The Ghana COCOBOD has served notice it will supply about thirty thousand metric tonnes of cocoa beans to the Cocoa Processing Company (CPC) within the next few weeks to sustain the operations of the company.
The CEO of COCOBOD, Joseph Boahen Aidoo who disclosed this also said the plan is to make the CPC viable and enable it pay the outstanding debts owed its suppliers and banks.
Currently the CPC is indebted to the Ghana COCOBOD to the tune of about 50 million dollars while it owes some syndicated banks another 20 million dollars.
The workers of CPC have pushed that the company be delisted from the Ghana Stock Exchange to turnaround the fortunes of the company.
Although CPC is currently under-utilizing its 54,000 metric tonnes capacity, Mr. Boahen Aidoo explains to Citi Business News he is hopeful the new plans to be agreed on with the management of the CPC, should revamp the cocoa processor and entire cocoa industry.
____________________
__Written task 1__
In the COCOBOD news item, how much does the Cocoa Processing Company owe the syndicated banks?
__Written task 2__
Update the COCOBOD news item between "The Ghana COCOBOD has" and "20 million dollars.", inclusive, putting "lenders" in place of "banks".
__Written task 3__
Write what comes next in the COCOBOD news item, picking up after its final sentence.
These lines have no connection to the COCOBOD news item.

Dataset entries
____________________
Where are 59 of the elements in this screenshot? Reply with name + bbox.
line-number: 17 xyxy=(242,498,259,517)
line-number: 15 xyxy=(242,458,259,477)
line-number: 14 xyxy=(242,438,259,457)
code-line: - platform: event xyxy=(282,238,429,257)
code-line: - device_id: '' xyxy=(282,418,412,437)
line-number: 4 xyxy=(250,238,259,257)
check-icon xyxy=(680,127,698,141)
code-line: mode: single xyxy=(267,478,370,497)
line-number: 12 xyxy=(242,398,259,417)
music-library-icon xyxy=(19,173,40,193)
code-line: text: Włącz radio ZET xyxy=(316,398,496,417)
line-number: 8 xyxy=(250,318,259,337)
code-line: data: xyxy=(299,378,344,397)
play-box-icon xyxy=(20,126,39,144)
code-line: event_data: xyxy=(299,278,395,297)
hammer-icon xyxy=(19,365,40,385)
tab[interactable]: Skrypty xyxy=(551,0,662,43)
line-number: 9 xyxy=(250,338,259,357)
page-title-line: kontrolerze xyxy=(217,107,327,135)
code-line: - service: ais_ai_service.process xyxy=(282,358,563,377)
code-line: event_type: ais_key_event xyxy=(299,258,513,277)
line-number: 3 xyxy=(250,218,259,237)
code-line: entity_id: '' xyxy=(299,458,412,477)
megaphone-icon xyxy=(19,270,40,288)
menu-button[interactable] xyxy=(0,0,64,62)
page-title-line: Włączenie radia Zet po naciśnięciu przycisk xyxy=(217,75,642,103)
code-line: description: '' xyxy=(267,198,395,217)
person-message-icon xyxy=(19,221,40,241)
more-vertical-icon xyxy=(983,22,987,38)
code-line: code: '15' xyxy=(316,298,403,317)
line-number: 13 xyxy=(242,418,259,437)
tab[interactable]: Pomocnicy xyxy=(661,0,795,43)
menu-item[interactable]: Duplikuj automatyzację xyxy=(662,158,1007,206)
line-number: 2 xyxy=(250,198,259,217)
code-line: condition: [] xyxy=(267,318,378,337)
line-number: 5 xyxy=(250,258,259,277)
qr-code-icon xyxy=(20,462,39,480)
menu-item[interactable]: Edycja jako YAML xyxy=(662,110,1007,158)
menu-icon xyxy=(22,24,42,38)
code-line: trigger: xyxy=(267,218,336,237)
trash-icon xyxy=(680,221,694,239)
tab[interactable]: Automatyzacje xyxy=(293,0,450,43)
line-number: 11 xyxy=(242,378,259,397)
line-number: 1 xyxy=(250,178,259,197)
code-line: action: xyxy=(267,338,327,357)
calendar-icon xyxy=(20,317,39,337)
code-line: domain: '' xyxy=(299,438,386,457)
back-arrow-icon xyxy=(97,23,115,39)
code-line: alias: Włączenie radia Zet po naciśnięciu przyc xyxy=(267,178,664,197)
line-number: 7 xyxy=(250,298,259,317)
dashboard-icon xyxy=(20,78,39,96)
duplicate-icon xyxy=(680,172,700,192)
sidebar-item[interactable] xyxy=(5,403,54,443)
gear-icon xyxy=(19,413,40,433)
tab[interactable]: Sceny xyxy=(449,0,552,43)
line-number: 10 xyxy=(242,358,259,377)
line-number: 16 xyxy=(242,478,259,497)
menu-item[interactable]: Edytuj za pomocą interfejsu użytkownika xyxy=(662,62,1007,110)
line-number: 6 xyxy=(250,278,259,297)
____________________
__Output 1__
About 20 million dollars.

__Output 2__
The Ghana COCOBOD has served notice it will supply about thirty thousand metric tonnes of cocoa beans to the Cocoa Processing Company (CPC) within the next few weeks to sustain the operations of the company.
The CEO of COCOBOD, Joseph Boahen Aidoo who disclosed this also said the plan is to make the CPC viable and enable it pay the outstanding debts owed its suppliers and lenders.
Currently the CPC is indebted to the Ghana COCOBOD to the tune of about 50 million dollars while it owes some syndicated lenders another 20 million dollars.

__Output 3__
Delist CPC from Ghana Stock Exchange
The workers of the Cocoa Processing Company (CPC) during a visit to the company by the Board Chairman of COCOBOD, Hackman Owusu Agyeman, appealed to government to delist the company from the Ghana Stock Exchange(GSE) due to its dwindling performance over the years.
According to them, it will be financially viable for government to delist and control the company since it is the majority shareholder.
Currently, COCOBOD owns about 57 percent of the shares, while the Ministry of Finance owns about 26 percent, with SSNIT controlling about 11 percent.
The remaining shares which is less than 10 percent is owned by individuals.
CPC which produces Ghana’s flagship chocolate, the Golden Tree brands has been performing poorly on the bourse for some time now.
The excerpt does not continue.